Stored records:
[start]

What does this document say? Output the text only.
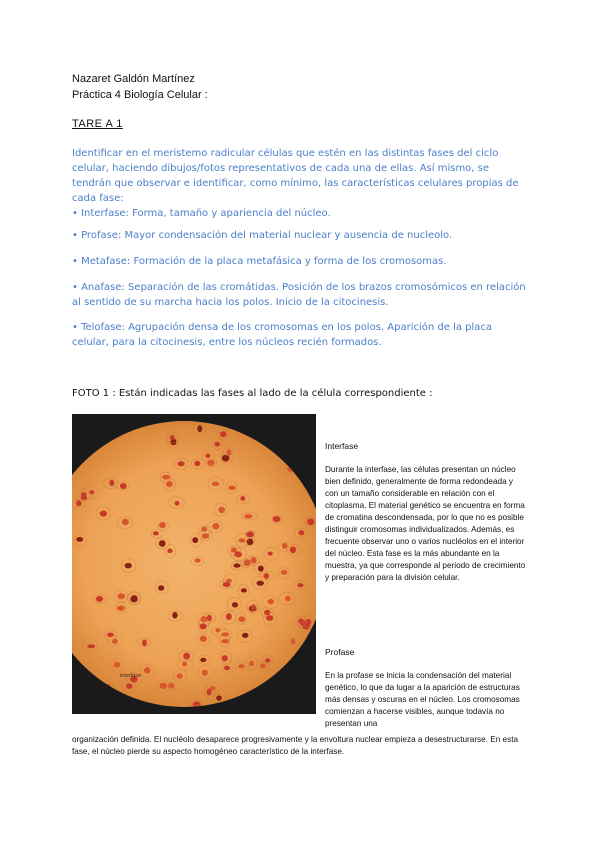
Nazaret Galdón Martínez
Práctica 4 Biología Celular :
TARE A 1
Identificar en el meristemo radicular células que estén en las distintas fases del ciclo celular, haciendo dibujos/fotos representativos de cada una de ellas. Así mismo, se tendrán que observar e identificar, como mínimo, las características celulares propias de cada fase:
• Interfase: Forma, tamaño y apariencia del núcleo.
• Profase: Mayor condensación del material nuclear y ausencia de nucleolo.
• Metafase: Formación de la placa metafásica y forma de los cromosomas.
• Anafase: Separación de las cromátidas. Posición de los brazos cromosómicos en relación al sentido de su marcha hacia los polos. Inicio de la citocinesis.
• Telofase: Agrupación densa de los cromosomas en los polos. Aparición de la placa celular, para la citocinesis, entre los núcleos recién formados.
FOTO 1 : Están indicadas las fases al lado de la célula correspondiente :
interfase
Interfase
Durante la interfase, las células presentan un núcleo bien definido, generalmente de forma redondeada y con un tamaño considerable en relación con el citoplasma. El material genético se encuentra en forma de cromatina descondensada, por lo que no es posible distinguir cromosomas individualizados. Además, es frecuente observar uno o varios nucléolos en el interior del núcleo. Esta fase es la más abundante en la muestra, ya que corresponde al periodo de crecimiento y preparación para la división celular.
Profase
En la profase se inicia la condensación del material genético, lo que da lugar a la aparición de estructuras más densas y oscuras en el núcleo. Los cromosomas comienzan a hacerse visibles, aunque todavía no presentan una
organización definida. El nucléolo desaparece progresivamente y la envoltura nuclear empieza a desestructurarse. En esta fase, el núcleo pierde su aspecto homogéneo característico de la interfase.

[end]

* YOUR GOAL: Find the lines above that include the string "fases" and copy them.

* OUTPUT:
Identificar en el meristemo radicular células que estén en las distintas fases del ciclo celular, haciendo dibujos/fotos representativos de cada una de ellas. Así mismo, se tendrán que observar e identificar, como mínimo, las características celulares propias de cada fase:
FOTO 1 : Están indicadas las fases al lado de la célula correspondiente :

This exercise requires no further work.